§ **Direction**
Scan the following material for the string "page" and copy each line in which it appears.

§ **Records for the exercise**
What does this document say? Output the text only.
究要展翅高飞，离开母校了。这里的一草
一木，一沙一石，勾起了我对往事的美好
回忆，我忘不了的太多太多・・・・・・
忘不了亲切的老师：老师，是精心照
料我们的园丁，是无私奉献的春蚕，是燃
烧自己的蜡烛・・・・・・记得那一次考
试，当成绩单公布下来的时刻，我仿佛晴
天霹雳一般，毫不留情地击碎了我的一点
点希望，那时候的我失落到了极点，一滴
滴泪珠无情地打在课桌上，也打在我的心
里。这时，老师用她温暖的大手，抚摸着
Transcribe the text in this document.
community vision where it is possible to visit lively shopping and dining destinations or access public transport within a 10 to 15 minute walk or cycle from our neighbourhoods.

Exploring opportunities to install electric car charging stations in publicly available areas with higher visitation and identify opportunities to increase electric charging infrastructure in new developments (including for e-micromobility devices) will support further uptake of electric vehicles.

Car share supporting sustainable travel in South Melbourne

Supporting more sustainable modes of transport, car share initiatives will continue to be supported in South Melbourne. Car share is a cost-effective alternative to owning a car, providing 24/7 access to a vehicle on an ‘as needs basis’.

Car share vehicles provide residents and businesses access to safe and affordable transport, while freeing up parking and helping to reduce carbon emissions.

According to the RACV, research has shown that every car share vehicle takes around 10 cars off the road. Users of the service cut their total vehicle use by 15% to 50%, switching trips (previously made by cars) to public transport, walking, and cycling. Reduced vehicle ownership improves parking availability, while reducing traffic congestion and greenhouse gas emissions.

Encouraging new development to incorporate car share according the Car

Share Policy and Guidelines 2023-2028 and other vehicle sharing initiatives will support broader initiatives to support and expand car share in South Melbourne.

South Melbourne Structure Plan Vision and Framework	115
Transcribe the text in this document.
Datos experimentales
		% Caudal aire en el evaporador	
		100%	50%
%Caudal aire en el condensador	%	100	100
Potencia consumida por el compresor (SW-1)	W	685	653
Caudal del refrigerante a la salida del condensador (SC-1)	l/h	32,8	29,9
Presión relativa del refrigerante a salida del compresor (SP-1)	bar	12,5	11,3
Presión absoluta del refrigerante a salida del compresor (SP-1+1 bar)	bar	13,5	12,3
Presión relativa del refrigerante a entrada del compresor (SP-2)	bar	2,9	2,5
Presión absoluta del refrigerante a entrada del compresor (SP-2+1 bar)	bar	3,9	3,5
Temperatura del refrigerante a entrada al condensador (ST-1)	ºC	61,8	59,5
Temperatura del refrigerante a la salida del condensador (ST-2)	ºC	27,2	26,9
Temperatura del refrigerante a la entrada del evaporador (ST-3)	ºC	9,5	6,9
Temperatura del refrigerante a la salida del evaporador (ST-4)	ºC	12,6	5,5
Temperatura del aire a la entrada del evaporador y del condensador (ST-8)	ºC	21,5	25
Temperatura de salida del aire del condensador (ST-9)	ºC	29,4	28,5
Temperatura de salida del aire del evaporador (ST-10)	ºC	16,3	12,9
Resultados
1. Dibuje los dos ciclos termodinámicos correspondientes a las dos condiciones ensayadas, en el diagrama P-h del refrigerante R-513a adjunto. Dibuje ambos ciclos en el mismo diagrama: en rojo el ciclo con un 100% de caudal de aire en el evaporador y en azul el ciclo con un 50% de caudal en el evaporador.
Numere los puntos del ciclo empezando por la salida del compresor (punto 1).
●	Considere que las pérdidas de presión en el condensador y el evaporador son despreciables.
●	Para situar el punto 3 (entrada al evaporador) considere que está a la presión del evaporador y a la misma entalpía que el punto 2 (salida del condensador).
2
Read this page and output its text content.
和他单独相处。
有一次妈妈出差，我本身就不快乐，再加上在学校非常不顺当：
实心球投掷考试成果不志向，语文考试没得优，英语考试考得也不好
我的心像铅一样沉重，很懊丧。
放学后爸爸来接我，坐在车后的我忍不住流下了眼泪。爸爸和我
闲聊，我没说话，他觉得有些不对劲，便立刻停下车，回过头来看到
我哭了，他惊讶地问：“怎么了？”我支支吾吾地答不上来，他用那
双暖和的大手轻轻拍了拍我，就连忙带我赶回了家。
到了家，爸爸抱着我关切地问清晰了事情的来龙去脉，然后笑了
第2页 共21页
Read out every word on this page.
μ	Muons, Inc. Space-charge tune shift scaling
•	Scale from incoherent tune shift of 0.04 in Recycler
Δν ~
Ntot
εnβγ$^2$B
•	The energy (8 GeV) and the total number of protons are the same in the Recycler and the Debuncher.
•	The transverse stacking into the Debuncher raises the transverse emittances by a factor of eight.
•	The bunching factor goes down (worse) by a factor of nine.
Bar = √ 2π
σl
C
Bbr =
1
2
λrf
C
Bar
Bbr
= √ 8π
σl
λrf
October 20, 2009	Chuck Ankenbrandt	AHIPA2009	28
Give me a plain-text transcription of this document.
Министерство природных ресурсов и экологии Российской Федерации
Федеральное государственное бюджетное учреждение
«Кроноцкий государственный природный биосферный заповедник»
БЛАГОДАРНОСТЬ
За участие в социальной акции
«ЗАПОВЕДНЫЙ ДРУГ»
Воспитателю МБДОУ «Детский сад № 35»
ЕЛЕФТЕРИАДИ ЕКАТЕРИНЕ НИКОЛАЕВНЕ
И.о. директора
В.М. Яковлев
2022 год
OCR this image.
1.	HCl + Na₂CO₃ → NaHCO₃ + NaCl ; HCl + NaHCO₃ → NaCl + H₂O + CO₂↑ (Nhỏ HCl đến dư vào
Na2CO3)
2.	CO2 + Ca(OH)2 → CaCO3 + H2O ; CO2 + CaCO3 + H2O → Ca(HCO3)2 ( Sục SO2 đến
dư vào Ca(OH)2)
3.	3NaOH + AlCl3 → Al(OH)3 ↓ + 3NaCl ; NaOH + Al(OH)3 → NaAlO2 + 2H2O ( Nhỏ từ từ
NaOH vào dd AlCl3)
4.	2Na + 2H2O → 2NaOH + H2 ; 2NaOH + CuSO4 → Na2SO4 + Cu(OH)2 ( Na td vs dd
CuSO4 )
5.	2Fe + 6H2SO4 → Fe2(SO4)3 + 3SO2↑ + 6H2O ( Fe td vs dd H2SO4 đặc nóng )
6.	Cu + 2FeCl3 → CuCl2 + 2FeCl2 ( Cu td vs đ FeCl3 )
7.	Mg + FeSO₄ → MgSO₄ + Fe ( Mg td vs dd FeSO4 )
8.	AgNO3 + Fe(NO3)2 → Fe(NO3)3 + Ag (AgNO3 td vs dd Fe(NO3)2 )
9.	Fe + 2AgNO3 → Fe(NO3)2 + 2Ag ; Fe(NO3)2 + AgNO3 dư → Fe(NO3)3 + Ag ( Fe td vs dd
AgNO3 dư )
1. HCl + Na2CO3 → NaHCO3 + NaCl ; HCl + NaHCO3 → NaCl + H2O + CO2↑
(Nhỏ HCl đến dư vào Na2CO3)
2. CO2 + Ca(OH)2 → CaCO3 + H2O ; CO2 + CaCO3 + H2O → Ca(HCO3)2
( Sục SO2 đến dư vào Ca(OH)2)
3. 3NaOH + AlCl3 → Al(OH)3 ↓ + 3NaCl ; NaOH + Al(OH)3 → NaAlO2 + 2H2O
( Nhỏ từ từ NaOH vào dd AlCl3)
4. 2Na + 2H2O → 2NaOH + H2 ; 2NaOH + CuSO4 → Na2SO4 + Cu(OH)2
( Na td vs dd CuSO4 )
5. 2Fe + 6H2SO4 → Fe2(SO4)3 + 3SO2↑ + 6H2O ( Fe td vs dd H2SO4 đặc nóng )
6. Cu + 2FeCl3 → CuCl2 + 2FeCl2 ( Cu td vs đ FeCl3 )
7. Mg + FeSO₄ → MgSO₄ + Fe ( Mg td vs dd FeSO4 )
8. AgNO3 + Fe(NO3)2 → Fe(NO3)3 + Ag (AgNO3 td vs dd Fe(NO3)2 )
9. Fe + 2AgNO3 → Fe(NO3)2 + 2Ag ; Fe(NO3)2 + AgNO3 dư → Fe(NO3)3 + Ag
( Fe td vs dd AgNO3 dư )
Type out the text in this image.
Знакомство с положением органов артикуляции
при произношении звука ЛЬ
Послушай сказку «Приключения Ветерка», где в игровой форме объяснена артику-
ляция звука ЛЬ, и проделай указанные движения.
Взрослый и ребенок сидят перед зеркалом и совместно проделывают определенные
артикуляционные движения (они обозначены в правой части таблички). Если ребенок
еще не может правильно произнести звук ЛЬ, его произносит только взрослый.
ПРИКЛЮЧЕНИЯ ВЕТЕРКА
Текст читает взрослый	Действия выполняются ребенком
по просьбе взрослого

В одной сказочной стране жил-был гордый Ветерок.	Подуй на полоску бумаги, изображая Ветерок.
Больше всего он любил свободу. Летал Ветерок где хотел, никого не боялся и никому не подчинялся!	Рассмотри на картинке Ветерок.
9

§ **Response to the exercise**
Read this page and output its text content.
Read out every word on this page.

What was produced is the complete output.